Section 2 – security and siting new nuclear power stations

Peripheral communities – sanctuaries for new nuclear

The pragmatic strategy of proposing new nuclear stations on or close to existing nuclear sites relies on a set of conditions or characteristics that indicate where sites are likely to be available and acceptable. These characteristics were originally set out in the thesis of “peripheralisation” (Blowers and Leroy Citation1994) which was intended to provide a socio-geographic explanation for the locations of locally unwanted land uses (LULUs) such as chemical plants, power stations, major infrastructures or waste disposal facilities. Nuclear power stations and radioactive waste facilities are a defining example of LULUs. They tend to be located in what may be called “peripheral” communities, places on the edge of the mainstream. The thesis identifies five characteristics of peripheral communities. These are:

Remoteness: communities in areas that are either geographically remote or relatively inaccessible.

Economic marginality: places which are monocultural, dependent on a dominant employer or employment sector

Political powerlessness: key decision making occurs elsewhere, often in metropolitan centres.

Cultural defensiveness: expressing ambiguous and ambivalent attitudes with feelings of isolation and fatalistic acceptance of nuclear activities.

Environmental degradation: In the case of nuclear projects this means close to areas of radioactive contamination or places where radioactive risk is present.

This peripheral condition is reproduced and reinforced by a process of peripheralisation. On the one hand, the very characteristics of peripheral communities mean they will continue to be places to which LULUs such as nuclear facilities will gravitate. Industry and community are brought together by traditional integrating institutions such as trade unions, local councils or business associations. They tend to speak for the community and defend the economic base. On the other hand, where greenfield sites are proposed for nuclear projects community leaders are often able to mobilise resistance. In these places it is possible to integrate and focus opposition that cuts across social, economic and community boundaries. Among the examples are: the resistance of communities in eastern England to proposals for low level radioactive waste repositories during the 1980s (Blowers et al. Citation1991); the long standing opposition to the spent fuel storage and deep disposal facility at Gorleben in Germany (Carter Citation1987; Blowers and Lowry Citation1997); protests of farmers, local communities and environmentalists against potential sites for an underground laboratory in France (Mays Citation2005) and many others.

While these processes of peripheralisation are predictable they are not inevitable. Some peripheral communities may not possess all five characteristics and there may be internal conflicts which weaken the pronuclear consensus. In some non-nuclear communities in greenfield locations it may be possible to achieve nuclear projects through negotiation, incentives and compensation (as in France, for instance). The success or failure of a siting programme will vary according to the type of project, the political opportunities and the local political culture; and the pattern and outcomes of conflicts will vary over time and between places (Leroy and Verhagen Citation2003). Economic conditions appear to be the crucial determinant.

- _Task instructions_
1/ From the extract on peripheral communities, repeat the passage starting with "Remoteness: communities in" and going on through "in metropolitan centres.".
2/ Decide whether each statement agrees with the extract on peripheral communities, answering yes or no and quoting the deciding words: (a) The thesis of peripheralisation names five characteristics of peripheral communities. (b) Nuclear projects can never be achieved in greenfield locations. (c) Political opportunities appear to be the crucial determinant.

- _Data entries_

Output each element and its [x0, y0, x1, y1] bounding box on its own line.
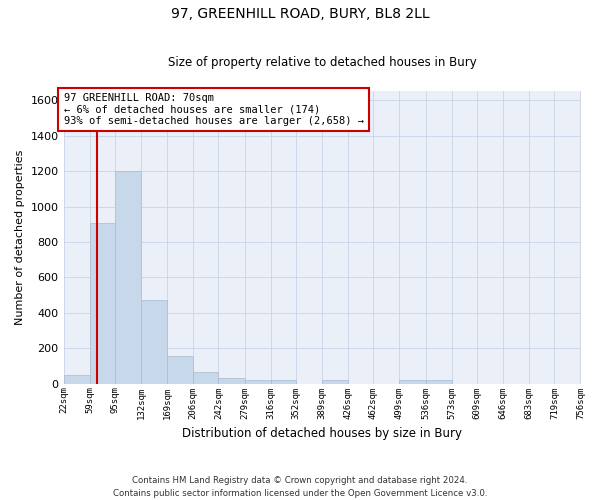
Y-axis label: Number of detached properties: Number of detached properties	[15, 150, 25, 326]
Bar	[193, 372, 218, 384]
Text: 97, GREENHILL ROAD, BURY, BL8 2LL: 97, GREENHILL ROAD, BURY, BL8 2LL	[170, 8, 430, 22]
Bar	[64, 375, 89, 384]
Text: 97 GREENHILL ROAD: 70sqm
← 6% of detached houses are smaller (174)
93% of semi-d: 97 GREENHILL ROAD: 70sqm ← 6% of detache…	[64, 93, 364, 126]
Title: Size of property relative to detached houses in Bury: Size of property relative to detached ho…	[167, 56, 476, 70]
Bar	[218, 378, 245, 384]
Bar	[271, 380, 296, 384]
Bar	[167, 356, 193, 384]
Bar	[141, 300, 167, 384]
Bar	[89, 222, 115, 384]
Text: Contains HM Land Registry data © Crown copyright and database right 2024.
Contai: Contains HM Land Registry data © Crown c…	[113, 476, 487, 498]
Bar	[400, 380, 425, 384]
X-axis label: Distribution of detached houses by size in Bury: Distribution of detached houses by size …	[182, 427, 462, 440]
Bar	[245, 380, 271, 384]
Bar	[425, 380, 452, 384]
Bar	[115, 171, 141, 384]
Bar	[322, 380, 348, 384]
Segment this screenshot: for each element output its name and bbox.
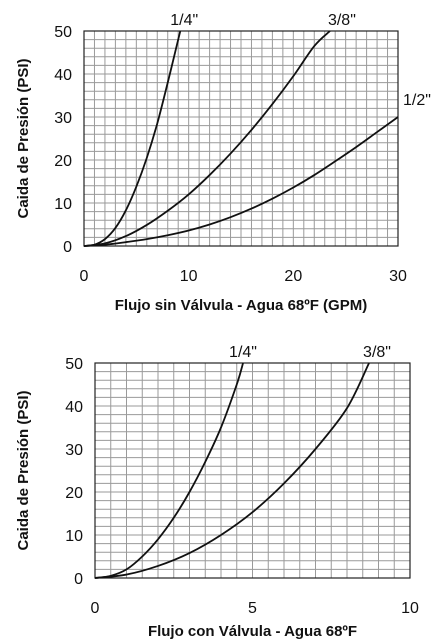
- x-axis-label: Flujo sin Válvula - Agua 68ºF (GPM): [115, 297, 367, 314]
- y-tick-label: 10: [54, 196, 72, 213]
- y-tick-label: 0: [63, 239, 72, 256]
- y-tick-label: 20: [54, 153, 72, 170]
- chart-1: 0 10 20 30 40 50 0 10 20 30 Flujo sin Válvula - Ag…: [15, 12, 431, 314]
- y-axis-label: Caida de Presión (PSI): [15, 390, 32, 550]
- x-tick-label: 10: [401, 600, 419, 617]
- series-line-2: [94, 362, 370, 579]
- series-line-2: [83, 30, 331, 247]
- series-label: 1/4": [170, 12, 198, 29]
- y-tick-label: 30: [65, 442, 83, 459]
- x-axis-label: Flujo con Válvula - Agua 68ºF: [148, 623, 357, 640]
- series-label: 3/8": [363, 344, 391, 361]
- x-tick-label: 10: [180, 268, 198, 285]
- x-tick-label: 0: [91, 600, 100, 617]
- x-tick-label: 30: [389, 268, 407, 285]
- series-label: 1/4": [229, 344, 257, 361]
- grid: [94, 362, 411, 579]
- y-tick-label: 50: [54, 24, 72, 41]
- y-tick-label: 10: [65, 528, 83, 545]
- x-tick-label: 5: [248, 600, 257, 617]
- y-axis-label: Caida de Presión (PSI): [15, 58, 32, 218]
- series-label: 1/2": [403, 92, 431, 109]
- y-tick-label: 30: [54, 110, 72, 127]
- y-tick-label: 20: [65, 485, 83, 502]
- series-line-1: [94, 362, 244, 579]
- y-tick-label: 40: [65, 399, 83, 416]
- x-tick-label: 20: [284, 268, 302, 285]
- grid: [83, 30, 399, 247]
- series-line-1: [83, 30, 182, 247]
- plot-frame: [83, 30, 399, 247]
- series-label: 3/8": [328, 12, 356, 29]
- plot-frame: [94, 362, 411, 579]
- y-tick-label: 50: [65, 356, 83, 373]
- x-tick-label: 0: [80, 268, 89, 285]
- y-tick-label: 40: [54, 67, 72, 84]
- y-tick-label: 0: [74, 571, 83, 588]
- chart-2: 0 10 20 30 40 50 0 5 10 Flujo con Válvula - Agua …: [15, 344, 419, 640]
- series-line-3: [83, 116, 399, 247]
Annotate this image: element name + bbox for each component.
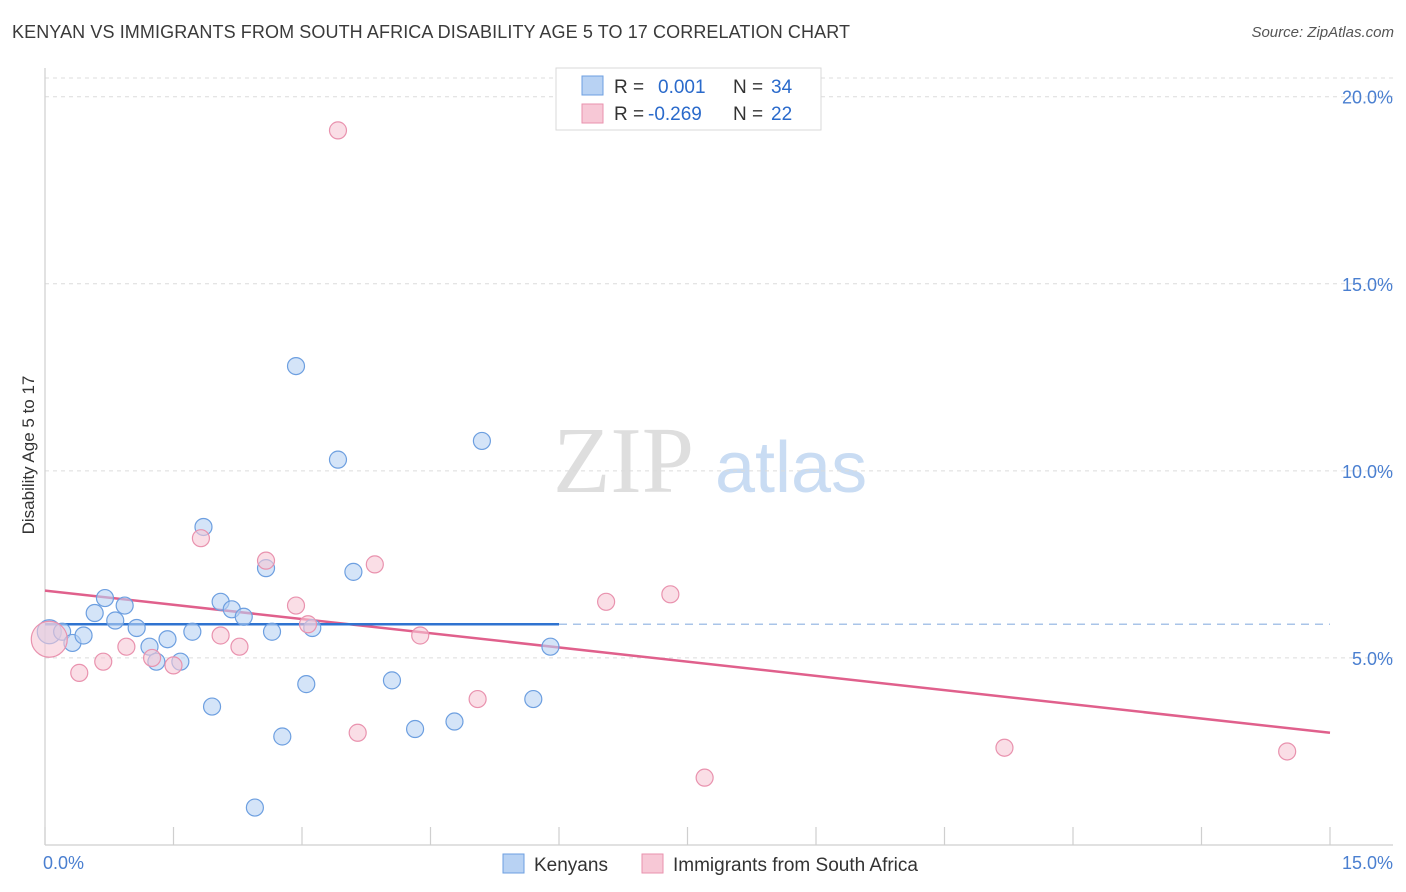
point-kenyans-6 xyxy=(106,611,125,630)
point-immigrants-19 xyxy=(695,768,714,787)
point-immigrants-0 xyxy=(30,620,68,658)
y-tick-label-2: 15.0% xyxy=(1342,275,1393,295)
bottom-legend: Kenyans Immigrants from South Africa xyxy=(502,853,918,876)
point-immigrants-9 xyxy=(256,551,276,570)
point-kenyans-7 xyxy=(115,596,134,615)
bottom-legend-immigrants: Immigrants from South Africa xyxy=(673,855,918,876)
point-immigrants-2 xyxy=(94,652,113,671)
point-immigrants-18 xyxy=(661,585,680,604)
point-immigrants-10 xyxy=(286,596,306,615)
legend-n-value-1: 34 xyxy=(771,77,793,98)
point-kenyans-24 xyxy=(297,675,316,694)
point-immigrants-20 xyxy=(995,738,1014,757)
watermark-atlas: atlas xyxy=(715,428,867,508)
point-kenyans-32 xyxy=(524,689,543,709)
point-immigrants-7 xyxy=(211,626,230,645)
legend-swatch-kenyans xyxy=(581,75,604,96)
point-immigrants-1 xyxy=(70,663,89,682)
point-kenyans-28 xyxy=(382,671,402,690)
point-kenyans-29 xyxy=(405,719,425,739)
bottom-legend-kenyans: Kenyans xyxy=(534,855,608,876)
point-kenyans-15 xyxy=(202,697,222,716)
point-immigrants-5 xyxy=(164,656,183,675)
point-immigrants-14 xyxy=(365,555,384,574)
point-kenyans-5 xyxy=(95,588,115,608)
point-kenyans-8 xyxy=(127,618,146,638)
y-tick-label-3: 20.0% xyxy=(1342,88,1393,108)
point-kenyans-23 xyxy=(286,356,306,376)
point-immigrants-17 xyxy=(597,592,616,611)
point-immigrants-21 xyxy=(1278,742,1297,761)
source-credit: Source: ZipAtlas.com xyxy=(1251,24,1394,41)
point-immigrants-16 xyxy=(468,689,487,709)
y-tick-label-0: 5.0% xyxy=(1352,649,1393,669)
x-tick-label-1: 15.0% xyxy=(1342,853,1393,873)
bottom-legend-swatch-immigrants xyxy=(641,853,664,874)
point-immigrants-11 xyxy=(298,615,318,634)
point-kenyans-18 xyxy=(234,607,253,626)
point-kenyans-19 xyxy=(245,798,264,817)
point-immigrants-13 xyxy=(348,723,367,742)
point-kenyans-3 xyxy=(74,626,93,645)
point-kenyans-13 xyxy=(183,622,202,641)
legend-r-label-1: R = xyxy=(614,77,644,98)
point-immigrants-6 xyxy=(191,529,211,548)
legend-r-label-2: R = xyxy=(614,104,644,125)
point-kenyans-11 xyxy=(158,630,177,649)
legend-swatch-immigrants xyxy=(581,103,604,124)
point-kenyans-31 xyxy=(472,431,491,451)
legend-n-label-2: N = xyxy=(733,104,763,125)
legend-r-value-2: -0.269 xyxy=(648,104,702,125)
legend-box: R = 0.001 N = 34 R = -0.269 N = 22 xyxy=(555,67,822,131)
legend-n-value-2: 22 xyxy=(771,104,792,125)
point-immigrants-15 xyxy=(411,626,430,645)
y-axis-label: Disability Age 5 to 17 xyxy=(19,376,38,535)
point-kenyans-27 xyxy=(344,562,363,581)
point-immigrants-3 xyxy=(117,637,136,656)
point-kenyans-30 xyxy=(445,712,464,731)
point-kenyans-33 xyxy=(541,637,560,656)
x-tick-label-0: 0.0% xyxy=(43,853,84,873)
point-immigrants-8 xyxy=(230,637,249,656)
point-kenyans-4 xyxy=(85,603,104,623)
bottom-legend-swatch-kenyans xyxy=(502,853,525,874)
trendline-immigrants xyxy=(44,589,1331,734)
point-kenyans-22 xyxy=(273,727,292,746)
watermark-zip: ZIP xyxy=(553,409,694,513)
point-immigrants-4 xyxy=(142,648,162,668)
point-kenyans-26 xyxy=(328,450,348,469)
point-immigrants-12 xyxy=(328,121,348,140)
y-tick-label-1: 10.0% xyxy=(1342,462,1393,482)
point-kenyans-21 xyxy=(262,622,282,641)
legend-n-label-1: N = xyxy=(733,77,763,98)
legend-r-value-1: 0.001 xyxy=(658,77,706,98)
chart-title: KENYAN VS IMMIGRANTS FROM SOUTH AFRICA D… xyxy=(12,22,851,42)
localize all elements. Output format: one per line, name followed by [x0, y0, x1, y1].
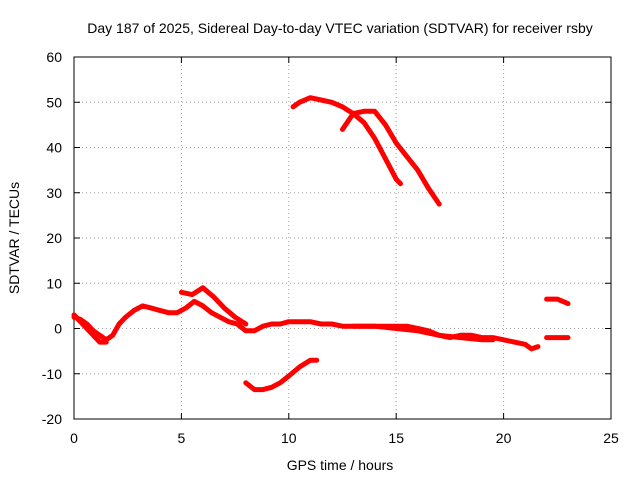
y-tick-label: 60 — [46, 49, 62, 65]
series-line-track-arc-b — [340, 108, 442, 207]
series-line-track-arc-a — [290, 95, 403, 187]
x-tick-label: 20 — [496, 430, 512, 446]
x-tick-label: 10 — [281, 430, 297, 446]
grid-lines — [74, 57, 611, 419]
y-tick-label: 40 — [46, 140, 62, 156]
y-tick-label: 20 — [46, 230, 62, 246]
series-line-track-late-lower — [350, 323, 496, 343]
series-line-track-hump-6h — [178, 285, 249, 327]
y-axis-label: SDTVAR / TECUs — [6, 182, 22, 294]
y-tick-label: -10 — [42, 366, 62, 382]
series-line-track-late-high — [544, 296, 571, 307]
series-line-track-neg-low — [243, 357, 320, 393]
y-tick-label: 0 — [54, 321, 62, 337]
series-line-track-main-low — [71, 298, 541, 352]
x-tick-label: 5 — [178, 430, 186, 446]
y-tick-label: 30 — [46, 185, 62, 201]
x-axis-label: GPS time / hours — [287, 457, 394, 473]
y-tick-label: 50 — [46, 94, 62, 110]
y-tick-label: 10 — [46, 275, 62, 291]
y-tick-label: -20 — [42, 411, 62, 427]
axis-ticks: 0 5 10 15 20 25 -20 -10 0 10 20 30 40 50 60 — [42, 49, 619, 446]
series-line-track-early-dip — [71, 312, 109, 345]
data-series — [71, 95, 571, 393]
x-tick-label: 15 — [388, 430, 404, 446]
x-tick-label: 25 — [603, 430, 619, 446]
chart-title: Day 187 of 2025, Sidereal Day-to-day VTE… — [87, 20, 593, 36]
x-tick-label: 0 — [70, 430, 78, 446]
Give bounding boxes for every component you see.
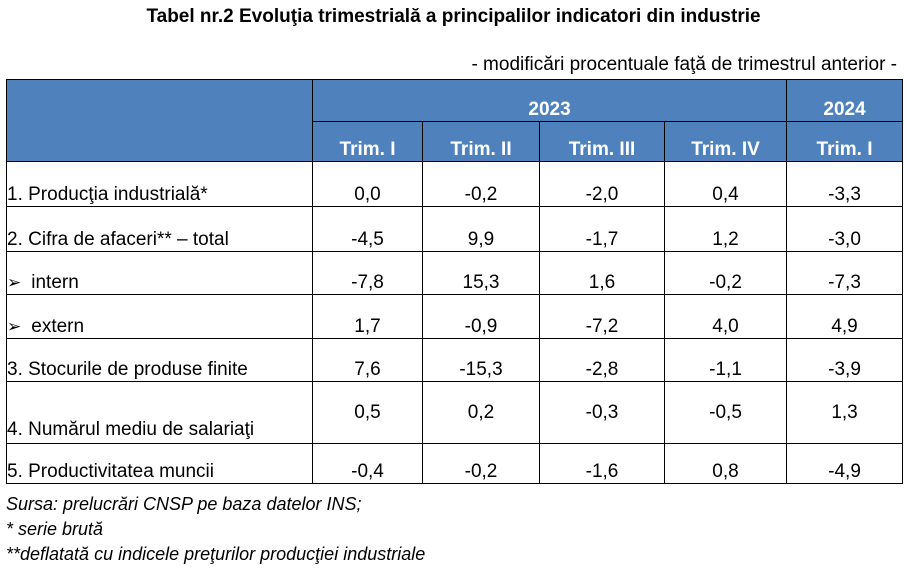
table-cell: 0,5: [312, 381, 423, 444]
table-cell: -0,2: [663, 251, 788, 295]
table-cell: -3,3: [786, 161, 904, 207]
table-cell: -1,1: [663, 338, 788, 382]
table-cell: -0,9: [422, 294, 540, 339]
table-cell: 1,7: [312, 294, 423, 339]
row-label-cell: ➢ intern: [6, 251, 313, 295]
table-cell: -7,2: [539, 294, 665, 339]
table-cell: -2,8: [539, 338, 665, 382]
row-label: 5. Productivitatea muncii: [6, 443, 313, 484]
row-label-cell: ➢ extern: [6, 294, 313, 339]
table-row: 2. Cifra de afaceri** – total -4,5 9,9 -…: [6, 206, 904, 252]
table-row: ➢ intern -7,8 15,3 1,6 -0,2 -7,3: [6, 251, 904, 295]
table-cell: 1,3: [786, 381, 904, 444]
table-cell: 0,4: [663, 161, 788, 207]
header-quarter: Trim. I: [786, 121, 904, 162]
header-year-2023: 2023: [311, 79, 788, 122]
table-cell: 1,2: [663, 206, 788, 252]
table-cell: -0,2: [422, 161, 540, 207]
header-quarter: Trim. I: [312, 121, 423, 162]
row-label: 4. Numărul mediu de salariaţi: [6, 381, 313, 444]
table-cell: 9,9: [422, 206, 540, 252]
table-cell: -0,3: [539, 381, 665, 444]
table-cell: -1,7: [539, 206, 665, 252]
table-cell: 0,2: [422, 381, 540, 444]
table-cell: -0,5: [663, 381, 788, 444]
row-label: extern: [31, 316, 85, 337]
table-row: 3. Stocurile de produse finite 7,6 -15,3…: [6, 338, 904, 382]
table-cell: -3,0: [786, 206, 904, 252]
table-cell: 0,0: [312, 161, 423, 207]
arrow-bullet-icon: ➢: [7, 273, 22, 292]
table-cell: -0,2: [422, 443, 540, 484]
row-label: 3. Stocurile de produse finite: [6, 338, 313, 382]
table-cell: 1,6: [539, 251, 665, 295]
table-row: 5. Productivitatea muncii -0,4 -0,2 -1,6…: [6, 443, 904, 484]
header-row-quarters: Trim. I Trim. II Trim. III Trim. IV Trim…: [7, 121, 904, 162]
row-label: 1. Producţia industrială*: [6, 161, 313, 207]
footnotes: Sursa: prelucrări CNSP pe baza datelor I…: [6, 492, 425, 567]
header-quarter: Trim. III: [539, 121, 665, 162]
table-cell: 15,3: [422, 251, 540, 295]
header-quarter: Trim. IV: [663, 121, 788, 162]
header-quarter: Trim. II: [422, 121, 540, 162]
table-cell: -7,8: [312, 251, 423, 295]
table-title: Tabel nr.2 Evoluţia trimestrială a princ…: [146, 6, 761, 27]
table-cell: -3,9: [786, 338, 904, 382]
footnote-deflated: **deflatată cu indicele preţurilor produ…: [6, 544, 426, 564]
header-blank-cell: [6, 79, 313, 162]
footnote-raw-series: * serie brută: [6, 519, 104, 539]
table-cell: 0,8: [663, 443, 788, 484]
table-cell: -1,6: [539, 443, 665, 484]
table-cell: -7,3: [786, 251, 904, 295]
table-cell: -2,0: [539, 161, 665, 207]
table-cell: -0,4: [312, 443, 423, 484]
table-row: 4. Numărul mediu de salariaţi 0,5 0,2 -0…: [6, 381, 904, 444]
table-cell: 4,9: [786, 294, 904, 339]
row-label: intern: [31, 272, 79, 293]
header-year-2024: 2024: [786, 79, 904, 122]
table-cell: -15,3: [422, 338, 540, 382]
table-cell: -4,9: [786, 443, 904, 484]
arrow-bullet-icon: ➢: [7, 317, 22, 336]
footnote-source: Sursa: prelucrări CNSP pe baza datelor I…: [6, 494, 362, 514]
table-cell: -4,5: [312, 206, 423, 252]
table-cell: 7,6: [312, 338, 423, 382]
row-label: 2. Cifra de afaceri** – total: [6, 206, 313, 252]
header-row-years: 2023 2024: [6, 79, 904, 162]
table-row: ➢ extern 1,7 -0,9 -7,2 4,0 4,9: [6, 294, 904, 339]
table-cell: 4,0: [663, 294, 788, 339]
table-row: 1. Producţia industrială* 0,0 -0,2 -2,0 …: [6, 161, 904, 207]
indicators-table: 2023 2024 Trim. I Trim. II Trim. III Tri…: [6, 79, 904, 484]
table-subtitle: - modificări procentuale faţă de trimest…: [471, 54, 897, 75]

- _Results in order_
1/
Remoteness: communities in areas that are either geographically remote or relatively inaccessible.

Economic marginality: places which are monocultural, dependent on a dominant employer or employment sector

Political powerlessness: key decision making occurs elsewhere, often in metropolitan centres.

2/
(a) Yes: "The thesis identifies five characteristics of peripheral communities."
(b) No: "In some non-nuclear communities in greenfield locations it may be possible to achieve nuclear projects through negotiation, incentives and compensation"
(c) No: "Economic conditions appear to be the crucial determinant."